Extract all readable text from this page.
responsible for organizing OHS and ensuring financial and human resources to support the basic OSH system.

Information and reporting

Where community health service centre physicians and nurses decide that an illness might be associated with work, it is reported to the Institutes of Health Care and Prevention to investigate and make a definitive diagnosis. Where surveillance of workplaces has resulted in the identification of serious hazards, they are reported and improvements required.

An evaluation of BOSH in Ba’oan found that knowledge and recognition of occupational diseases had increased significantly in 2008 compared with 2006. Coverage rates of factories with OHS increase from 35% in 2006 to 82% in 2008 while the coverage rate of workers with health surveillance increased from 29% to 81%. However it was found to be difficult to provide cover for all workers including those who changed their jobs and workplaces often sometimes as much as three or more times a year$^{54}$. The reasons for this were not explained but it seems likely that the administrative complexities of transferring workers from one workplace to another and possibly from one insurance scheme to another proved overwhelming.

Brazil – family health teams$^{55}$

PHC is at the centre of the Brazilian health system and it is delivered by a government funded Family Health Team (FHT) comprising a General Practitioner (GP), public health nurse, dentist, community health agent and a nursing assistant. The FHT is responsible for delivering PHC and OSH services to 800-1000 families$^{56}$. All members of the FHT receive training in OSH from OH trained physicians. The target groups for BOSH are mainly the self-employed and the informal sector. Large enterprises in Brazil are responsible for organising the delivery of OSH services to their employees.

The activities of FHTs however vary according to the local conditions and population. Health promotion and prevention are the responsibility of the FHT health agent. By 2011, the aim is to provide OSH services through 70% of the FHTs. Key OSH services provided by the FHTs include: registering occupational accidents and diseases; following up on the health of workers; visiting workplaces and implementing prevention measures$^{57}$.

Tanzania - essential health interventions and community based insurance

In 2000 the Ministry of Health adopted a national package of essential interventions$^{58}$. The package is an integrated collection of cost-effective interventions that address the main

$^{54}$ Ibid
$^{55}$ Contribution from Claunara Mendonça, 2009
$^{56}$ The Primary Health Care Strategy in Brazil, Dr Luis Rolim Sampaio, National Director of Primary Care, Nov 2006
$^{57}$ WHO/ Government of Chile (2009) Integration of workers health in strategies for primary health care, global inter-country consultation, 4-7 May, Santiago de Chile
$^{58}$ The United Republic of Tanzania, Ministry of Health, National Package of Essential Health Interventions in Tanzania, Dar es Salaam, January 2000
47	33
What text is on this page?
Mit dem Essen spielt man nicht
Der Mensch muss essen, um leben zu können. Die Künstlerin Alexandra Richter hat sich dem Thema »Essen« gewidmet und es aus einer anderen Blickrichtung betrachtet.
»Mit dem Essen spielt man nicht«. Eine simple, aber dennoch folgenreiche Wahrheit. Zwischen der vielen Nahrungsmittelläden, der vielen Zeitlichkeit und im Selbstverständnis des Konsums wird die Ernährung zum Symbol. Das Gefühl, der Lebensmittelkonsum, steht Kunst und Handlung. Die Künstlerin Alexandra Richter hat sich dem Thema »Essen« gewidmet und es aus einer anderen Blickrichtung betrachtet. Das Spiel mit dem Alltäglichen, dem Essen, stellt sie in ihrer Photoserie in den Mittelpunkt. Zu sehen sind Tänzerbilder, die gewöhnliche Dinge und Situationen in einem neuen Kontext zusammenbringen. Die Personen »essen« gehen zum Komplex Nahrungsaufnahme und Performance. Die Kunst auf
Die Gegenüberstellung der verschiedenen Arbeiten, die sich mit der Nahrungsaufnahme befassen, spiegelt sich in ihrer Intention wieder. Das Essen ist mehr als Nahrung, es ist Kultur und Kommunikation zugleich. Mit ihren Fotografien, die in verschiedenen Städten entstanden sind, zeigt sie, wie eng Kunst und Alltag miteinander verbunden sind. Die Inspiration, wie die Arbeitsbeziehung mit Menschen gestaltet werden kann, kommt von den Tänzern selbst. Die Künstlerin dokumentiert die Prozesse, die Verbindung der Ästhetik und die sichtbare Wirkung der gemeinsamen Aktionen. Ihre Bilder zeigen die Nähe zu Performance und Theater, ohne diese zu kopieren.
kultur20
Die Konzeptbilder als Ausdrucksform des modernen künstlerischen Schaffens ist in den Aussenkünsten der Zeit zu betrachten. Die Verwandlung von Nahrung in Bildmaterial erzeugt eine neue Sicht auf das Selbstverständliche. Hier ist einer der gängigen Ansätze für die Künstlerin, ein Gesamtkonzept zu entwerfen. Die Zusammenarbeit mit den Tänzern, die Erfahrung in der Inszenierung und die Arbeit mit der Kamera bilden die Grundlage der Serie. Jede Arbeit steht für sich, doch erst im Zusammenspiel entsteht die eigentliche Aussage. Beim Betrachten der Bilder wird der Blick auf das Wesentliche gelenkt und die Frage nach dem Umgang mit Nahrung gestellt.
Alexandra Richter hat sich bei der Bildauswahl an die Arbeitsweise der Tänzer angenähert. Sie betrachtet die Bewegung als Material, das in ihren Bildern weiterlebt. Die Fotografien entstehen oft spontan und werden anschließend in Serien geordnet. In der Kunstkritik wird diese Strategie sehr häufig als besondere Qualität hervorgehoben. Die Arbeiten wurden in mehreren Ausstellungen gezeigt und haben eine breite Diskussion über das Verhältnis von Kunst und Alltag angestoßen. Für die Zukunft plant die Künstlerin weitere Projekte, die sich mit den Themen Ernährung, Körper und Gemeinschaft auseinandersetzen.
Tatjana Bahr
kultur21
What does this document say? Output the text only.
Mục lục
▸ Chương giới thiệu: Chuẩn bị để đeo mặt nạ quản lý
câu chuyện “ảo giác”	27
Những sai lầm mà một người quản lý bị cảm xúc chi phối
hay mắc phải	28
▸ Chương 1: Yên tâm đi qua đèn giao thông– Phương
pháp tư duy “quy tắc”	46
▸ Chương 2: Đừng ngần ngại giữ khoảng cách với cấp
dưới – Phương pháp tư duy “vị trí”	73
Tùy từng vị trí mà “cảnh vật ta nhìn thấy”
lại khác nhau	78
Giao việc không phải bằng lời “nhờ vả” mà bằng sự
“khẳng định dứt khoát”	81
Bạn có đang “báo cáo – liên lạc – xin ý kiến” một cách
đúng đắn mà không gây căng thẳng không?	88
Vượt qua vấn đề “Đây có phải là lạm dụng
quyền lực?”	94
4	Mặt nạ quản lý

================

§ What you need to do: Extract every line that has the string "Tanzania" in it.

§ Full answer:
Tanzania - essential health interventions and community based insurance
$^{58}$ The United Republic of Tanzania, Ministry of Health, National Package of Essential Health Interventions in Tanzania, Dar es Salaam, January 2000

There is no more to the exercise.